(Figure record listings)
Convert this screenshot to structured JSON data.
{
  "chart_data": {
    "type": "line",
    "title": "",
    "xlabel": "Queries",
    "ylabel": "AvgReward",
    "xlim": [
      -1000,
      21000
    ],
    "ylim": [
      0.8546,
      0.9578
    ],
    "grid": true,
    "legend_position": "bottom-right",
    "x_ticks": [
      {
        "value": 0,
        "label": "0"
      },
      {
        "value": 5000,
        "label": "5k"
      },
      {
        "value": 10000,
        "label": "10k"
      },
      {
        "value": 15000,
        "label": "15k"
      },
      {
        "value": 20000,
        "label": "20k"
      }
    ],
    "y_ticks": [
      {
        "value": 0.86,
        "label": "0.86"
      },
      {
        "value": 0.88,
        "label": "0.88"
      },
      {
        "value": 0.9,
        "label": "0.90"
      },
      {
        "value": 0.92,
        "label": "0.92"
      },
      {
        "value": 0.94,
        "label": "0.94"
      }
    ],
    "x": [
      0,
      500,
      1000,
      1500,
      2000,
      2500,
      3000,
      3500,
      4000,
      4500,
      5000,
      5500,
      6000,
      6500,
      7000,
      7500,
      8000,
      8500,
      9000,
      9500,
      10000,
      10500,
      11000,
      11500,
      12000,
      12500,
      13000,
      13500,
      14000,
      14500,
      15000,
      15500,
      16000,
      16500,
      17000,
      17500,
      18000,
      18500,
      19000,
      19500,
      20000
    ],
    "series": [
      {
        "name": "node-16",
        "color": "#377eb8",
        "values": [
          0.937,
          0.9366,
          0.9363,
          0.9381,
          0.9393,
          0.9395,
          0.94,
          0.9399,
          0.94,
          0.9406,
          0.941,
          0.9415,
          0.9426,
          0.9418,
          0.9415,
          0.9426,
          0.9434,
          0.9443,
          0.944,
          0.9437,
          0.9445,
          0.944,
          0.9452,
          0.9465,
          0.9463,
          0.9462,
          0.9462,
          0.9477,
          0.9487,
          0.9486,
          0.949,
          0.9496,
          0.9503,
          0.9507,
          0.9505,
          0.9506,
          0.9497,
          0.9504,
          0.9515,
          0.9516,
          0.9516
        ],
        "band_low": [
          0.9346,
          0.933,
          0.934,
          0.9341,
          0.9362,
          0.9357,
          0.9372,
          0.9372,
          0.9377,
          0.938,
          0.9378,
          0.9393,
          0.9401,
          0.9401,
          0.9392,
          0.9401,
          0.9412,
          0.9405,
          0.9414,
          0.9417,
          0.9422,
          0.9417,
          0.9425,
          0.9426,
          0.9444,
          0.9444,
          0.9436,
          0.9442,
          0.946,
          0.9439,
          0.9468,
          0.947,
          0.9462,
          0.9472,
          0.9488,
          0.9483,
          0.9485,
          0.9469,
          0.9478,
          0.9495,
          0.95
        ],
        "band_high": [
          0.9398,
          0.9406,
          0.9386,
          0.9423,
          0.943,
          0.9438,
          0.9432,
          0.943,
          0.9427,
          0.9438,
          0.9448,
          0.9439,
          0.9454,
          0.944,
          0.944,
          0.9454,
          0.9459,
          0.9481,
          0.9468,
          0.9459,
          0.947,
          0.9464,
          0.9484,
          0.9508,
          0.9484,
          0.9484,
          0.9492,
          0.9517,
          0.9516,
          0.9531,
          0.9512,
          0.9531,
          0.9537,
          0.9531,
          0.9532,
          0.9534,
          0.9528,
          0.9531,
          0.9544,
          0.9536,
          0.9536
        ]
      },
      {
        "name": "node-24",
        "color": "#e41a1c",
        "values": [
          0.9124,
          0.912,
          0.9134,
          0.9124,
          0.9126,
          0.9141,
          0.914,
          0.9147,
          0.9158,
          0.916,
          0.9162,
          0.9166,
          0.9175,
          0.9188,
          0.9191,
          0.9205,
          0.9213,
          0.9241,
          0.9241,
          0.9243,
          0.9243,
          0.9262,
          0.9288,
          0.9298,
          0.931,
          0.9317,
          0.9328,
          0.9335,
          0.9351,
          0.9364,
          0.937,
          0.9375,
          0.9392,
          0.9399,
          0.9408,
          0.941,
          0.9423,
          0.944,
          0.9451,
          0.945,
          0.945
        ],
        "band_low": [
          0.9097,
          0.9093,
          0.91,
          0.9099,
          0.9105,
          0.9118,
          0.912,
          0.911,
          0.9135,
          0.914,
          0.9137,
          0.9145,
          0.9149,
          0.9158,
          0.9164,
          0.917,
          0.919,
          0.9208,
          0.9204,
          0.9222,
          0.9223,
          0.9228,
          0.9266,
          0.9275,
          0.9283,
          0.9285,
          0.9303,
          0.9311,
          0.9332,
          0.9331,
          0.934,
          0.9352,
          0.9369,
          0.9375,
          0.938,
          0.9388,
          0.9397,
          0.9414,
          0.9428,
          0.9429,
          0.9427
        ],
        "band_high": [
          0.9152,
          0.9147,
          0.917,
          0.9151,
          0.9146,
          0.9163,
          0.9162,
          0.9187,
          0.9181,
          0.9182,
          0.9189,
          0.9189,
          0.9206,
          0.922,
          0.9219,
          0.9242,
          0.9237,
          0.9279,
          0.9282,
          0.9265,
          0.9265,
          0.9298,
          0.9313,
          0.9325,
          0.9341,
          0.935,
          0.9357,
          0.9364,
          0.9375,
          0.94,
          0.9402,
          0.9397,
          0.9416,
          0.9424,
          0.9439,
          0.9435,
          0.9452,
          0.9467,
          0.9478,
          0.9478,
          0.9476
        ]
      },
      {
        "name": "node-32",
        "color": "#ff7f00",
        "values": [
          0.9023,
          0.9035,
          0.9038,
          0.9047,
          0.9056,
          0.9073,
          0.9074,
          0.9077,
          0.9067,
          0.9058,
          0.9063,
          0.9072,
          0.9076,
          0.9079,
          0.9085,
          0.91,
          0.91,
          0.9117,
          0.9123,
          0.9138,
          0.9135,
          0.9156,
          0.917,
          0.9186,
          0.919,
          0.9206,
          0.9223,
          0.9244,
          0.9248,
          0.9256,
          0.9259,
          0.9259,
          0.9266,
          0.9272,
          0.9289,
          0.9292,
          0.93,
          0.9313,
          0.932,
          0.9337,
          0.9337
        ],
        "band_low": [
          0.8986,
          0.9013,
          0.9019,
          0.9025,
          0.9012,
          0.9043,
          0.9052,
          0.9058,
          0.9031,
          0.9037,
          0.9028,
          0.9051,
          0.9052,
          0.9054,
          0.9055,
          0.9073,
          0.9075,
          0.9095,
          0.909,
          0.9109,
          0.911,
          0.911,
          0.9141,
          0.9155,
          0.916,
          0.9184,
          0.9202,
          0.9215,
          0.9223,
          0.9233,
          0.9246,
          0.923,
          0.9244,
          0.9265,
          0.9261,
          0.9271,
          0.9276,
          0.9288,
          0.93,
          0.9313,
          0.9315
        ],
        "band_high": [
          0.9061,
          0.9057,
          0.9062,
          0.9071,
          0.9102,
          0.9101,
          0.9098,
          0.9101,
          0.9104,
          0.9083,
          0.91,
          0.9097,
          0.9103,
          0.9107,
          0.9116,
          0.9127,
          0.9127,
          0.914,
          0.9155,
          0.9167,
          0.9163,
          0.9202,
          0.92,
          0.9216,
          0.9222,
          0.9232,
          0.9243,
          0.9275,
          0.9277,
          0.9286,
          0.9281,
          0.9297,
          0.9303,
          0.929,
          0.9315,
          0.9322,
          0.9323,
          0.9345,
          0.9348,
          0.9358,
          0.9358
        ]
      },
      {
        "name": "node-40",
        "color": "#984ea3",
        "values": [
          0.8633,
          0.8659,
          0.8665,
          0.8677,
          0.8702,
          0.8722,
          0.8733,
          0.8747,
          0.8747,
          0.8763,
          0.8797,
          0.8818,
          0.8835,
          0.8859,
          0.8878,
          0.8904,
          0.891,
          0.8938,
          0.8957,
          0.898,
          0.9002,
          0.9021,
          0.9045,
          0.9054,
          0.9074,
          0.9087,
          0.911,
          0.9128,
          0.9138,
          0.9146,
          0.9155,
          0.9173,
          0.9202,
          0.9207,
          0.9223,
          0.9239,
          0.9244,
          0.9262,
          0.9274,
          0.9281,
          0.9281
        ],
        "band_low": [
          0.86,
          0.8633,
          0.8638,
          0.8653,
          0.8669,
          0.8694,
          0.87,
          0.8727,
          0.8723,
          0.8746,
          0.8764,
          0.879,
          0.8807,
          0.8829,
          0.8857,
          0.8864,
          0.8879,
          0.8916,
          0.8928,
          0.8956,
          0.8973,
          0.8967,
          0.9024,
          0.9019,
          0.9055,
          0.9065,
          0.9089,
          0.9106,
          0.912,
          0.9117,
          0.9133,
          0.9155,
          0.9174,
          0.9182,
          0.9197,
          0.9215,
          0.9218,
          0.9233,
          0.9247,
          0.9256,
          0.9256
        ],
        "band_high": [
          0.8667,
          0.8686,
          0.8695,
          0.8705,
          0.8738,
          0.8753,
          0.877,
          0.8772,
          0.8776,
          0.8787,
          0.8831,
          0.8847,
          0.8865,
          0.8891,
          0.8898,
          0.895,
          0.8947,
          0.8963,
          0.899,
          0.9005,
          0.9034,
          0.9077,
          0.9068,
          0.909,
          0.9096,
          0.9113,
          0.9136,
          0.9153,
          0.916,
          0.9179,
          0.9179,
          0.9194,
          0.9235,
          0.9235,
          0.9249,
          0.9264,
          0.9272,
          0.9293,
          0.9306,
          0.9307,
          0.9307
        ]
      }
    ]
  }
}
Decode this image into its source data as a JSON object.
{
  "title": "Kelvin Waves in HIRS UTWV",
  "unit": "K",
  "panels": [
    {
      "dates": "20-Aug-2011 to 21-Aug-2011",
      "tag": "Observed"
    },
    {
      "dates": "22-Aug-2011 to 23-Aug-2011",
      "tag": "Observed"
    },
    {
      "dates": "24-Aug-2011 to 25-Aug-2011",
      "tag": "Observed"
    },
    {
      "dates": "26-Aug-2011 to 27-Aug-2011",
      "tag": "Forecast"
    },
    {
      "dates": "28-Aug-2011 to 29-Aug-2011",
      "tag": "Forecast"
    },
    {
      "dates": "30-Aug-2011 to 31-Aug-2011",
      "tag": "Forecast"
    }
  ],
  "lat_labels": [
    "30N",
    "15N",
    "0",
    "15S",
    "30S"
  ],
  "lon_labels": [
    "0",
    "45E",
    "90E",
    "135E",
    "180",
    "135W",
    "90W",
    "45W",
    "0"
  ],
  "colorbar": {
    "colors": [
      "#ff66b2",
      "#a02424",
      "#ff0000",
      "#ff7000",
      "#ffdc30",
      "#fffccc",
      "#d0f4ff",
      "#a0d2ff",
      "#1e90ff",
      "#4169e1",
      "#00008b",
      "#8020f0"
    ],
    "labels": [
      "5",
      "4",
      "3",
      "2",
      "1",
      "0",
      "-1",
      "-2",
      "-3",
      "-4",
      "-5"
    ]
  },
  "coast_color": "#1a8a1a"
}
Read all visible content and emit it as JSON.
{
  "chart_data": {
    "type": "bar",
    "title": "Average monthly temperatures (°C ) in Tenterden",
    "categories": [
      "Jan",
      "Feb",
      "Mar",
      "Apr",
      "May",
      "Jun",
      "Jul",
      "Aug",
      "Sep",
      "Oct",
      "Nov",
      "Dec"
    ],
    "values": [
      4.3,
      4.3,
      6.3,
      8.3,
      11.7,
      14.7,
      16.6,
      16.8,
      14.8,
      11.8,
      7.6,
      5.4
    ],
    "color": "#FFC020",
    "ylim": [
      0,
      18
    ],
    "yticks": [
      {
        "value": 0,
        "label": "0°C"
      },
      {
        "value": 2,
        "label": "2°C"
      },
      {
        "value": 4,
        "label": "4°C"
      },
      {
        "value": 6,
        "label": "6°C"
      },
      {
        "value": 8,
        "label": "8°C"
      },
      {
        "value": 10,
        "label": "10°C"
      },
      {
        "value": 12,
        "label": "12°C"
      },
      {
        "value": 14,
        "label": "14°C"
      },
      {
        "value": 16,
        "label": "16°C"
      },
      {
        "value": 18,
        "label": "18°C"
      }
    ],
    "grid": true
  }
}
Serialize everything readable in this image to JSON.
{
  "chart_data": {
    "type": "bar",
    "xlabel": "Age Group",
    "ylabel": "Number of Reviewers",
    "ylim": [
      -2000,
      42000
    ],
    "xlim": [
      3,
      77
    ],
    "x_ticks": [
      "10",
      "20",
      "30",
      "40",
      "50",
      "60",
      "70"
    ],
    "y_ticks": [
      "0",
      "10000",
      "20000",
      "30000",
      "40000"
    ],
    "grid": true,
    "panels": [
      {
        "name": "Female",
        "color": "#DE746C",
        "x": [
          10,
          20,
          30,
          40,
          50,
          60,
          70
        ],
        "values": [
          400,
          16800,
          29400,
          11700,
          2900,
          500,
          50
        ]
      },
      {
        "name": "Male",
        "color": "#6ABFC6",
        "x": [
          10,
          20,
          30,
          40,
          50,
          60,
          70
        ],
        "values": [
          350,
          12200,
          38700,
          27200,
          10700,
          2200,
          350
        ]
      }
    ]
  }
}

EXERCISE:
Quote, without any change, each line from the one that contains "Serialize everything readable" through the end of the material.

PROBLEM SOLUTION:
Serialize everything readable in this image to JSON.
{
  "chart_data": {
    "type": "bar",
    "xlabel": "Age Group",
    "ylabel": "Number of Reviewers",
    "ylim": [
      -2000,
      42000
    ],
    "xlim": [
      3,
      77
    ],
    "x_ticks": [
      "10",
      "20",
      "30",
      "40",
      "50",
      "60",
      "70"
    ],
    "y_ticks": [
      "0",
      "10000",
      "20000",
      "30000",
      "40000"
    ],
    "grid": true,
    "panels": [
      {
        "name": "Female",
        "color": "#DE746C",
        "x": [
          10,
          20,
          30,
          40,
          50,
          60,
          70
        ],
        "values": [
          400,
          16800,
          29400,
          11700,
          2900,
          500,
          50
        ]
      },
      {
        "name": "Male",
        "color": "#6ABFC6",
        "x": [
          10,
          20,
          30,
          40,
          50,
          60,
          70
        ],
        "values": [
          350,
          12200,
          38700,
          27200,
          10700,
          2200,
          350
        ]
      }
    ]
  }
}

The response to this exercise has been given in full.